AIM: Look through the material below. Copy each line that contains the string "Removing".

Start of RECORDS TO PROCESS

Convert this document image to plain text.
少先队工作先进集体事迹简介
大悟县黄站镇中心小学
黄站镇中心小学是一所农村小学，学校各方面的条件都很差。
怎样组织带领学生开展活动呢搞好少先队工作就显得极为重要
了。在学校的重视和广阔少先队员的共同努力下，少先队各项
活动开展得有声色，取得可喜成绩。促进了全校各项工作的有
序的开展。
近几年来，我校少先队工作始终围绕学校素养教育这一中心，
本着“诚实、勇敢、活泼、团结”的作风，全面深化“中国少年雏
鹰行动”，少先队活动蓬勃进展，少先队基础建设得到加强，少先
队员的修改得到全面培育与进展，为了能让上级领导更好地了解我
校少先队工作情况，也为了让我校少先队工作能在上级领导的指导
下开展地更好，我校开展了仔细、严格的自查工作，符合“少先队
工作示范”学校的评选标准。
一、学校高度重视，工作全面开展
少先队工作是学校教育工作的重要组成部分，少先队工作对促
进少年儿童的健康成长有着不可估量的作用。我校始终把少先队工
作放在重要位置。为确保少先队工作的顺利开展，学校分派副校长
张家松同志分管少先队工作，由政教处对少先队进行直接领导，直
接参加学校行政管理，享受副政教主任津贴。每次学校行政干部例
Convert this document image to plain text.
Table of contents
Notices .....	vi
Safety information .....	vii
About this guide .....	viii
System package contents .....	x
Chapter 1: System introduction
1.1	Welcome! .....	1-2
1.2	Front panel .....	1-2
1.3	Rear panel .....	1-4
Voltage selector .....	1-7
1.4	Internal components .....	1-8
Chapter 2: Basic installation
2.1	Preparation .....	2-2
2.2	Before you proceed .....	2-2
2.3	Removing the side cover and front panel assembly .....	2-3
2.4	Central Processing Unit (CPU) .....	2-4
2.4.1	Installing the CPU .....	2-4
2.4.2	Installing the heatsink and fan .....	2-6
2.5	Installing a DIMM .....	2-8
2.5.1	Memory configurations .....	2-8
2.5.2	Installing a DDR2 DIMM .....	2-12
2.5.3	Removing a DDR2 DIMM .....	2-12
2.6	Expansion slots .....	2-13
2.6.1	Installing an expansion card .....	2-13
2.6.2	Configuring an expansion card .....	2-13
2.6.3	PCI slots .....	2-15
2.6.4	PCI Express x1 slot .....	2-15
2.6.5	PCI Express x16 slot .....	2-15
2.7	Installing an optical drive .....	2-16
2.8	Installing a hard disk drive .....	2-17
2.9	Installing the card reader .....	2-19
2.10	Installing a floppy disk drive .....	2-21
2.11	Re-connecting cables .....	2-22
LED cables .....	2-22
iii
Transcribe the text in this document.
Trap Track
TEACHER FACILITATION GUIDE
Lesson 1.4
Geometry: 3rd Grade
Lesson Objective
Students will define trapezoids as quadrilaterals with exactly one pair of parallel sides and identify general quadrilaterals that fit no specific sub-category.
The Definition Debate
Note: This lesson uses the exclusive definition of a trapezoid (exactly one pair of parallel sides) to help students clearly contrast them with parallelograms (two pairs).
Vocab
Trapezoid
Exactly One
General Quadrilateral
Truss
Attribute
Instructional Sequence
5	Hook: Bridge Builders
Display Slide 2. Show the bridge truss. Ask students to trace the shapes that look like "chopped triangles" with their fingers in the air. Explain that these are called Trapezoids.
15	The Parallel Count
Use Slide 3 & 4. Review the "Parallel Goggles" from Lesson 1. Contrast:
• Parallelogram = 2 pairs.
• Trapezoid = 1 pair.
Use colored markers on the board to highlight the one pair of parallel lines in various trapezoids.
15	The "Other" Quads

End of RECORDS TO PROCESS

OUTPUT:
2.3	Removing the side cover and front panel assembly .....	2-3
2.5.3	Removing a DDR2 DIMM .....	2-12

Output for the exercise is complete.